%%

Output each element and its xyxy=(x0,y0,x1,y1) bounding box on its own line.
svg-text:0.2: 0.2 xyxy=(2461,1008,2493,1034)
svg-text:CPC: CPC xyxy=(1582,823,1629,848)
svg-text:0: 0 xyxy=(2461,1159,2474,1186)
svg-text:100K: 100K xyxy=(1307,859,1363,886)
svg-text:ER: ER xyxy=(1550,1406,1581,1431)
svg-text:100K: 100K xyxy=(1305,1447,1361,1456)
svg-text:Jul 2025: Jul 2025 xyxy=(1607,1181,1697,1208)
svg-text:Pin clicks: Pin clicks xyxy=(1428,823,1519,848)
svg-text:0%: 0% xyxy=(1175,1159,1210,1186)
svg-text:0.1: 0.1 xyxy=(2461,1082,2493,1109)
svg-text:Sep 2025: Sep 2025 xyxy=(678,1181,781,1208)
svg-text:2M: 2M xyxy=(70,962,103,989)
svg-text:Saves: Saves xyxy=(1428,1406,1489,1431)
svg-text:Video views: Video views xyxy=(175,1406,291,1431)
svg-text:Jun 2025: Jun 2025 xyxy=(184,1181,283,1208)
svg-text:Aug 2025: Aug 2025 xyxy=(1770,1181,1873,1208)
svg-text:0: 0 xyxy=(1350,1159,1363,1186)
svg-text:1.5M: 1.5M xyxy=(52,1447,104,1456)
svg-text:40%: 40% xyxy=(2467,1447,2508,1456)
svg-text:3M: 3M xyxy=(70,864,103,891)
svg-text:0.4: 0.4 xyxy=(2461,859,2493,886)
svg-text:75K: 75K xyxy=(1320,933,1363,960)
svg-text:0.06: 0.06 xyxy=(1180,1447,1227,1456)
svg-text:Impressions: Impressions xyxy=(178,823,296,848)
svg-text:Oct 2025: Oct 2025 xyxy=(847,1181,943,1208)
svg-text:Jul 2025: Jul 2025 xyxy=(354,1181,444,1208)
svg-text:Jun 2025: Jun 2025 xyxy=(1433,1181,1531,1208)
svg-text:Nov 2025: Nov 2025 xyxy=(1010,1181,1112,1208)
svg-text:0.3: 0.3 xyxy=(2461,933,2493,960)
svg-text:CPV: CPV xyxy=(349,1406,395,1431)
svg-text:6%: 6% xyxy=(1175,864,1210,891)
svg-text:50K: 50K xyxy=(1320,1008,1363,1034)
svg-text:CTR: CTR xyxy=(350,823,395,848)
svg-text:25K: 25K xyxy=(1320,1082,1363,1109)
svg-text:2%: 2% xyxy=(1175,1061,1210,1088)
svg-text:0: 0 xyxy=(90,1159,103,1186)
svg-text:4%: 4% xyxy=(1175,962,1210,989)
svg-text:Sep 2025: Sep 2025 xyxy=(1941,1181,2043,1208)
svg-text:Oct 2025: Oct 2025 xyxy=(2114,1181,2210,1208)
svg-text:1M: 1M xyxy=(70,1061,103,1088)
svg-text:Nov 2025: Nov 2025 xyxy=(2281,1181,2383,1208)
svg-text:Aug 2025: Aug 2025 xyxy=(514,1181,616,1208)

%%

▶ **Aim**
Reproduce every line of the records above verbatim, keeping their original order.

▶ **Exercise response**
Output each element and its xyxy=(x0,y0,x1,y1) bounding box on its own line.
svg-text:0.2: 0.2 xyxy=(2461,1008,2493,1034)
svg-text:CPC: CPC xyxy=(1582,823,1629,848)
svg-text:0: 0 xyxy=(2461,1159,2474,1186)
svg-text:100K: 100K xyxy=(1307,859,1363,886)
svg-text:ER: ER xyxy=(1550,1406,1581,1431)
svg-text:100K: 100K xyxy=(1305,1447,1361,1456)
svg-text:Jul 2025: Jul 2025 xyxy=(1607,1181,1697,1208)
svg-text:Pin clicks: Pin clicks xyxy=(1428,823,1519,848)
svg-text:0%: 0% xyxy=(1175,1159,1210,1186)
svg-text:0.1: 0.1 xyxy=(2461,1082,2493,1109)
svg-text:Sep 2025: Sep 2025 xyxy=(678,1181,781,1208)
svg-text:2M: 2M xyxy=(70,962,103,989)
svg-text:Saves: Saves xyxy=(1428,1406,1489,1431)
svg-text:Video views: Video views xyxy=(175,1406,291,1431)
svg-text:Jun 2025: Jun 2025 xyxy=(184,1181,283,1208)
svg-text:Aug 2025: Aug 2025 xyxy=(1770,1181,1873,1208)
svg-text:0: 0 xyxy=(1350,1159,1363,1186)
svg-text:1.5M: 1.5M xyxy=(52,1447,104,1456)
svg-text:40%: 40% xyxy=(2467,1447,2508,1456)
svg-text:3M: 3M xyxy=(70,864,103,891)
svg-text:0.4: 0.4 xyxy=(2461,859,2493,886)
svg-text:75K: 75K xyxy=(1320,933,1363,960)
svg-text:0.06: 0.06 xyxy=(1180,1447,1227,1456)
svg-text:Impressions: Impressions xyxy=(178,823,296,848)
svg-text:Oct 2025: Oct 2025 xyxy=(847,1181,943,1208)
svg-text:Jul 2025: Jul 2025 xyxy=(354,1181,444,1208)
svg-text:Jun 2025: Jun 2025 xyxy=(1433,1181,1531,1208)
svg-text:Nov 2025: Nov 2025 xyxy=(1010,1181,1112,1208)
svg-text:0.3: 0.3 xyxy=(2461,933,2493,960)
svg-text:CPV: CPV xyxy=(349,1406,395,1431)
svg-text:6%: 6% xyxy=(1175,864,1210,891)
svg-text:50K: 50K xyxy=(1320,1008,1363,1034)
svg-text:CTR: CTR xyxy=(350,823,395,848)
svg-text:25K: 25K xyxy=(1320,1082,1363,1109)
svg-text:2%: 2% xyxy=(1175,1061,1210,1088)
svg-text:0: 0 xyxy=(90,1159,103,1186)
svg-text:4%: 4% xyxy=(1175,962,1210,989)
svg-text:Sep 2025: Sep 2025 xyxy=(1941,1181,2043,1208)
svg-text:Oct 2025: Oct 2025 xyxy=(2114,1181,2210,1208)
svg-text:1M: 1M xyxy=(70,1061,103,1088)
svg-text:Nov 2025: Nov 2025 xyxy=(2281,1181,2383,1208)
svg-text:Aug 2025: Aug 2025 xyxy=(514,1181,616,1208)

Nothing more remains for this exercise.